## AIM OF THE EXERCISE
Counting only lines that hold "Chlorophyta", give the total and nothing more.
BEGIN TASK INPUT
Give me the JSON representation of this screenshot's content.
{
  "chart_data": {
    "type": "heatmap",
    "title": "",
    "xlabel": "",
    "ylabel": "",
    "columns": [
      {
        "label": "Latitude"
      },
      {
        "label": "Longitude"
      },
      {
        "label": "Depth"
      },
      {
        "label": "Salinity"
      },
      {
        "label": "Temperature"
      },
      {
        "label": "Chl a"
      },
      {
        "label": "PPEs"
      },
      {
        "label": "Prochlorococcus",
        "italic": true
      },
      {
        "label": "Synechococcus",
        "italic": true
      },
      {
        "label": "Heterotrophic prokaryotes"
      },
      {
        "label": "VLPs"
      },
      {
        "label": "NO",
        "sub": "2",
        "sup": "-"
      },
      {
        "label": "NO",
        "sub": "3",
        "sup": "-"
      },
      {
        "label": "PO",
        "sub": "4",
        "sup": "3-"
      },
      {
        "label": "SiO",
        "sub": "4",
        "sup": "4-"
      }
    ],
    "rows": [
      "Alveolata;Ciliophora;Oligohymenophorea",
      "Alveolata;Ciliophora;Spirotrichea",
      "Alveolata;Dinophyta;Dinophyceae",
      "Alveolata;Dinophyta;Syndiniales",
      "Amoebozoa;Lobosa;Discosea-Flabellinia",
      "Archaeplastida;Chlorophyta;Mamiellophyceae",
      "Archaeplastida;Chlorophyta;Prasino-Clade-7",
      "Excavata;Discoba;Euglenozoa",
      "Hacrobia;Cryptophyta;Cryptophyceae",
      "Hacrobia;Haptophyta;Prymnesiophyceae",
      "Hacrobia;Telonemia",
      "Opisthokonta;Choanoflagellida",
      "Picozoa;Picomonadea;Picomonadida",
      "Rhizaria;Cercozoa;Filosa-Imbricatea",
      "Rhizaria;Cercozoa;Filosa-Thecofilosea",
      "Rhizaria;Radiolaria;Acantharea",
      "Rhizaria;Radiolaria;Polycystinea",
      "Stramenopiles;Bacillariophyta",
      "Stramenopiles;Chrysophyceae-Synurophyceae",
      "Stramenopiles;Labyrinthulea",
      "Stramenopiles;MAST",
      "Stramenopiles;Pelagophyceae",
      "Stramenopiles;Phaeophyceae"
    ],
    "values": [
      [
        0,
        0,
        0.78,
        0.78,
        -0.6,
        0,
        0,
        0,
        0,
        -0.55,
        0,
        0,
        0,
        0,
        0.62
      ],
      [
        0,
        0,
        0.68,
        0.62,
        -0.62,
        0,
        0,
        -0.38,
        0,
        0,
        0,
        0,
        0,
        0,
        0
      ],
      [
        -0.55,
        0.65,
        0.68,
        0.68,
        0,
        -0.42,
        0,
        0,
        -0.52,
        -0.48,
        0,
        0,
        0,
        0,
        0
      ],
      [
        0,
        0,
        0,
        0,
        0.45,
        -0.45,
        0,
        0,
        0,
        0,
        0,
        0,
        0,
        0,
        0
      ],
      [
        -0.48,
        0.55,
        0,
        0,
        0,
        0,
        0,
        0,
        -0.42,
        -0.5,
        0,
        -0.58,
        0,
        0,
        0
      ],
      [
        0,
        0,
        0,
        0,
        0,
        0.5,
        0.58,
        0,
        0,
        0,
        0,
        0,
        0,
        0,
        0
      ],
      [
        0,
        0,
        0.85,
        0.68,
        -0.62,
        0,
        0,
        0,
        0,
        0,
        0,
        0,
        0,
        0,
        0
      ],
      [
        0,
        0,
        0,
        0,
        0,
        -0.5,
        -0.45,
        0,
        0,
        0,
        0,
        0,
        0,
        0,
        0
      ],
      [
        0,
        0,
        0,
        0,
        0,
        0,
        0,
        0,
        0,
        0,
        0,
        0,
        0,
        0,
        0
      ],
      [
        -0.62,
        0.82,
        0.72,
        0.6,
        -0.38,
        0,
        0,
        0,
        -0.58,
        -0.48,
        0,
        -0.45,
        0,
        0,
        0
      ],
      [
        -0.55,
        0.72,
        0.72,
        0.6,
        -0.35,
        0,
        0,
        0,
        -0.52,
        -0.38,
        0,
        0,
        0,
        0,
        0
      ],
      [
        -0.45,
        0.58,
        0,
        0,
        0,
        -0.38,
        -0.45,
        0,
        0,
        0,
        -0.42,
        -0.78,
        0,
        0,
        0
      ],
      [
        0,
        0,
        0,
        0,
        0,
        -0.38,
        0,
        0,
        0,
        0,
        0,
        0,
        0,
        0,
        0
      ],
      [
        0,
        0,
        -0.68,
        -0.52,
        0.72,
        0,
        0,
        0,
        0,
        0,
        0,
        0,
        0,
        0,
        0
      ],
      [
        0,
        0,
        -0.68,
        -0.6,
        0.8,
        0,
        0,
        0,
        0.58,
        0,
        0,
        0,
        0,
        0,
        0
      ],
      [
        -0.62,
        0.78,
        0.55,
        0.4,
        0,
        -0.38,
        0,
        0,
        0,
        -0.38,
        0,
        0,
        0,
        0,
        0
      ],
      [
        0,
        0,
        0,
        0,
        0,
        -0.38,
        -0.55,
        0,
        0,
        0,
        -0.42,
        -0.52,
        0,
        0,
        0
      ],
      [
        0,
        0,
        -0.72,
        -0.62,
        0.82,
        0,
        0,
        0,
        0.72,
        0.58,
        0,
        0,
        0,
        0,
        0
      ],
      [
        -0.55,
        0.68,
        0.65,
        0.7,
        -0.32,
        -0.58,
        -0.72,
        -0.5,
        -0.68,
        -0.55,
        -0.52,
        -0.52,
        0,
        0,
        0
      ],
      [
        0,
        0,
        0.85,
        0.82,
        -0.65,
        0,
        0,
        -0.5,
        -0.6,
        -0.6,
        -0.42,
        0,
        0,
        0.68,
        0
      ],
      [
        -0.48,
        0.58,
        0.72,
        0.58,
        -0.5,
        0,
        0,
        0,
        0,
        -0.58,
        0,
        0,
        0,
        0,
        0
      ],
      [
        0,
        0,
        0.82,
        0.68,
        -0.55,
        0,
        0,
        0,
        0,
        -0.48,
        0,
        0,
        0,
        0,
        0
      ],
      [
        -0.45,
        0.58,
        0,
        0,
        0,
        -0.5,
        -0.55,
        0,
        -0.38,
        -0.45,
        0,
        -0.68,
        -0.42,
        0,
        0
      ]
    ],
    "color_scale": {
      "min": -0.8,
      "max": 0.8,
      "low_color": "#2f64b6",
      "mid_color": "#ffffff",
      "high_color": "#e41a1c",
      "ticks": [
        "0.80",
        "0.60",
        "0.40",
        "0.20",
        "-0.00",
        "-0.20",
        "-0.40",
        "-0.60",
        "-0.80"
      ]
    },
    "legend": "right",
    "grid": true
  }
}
END TASK INPUT
## OUTPUT OF THE TASK
2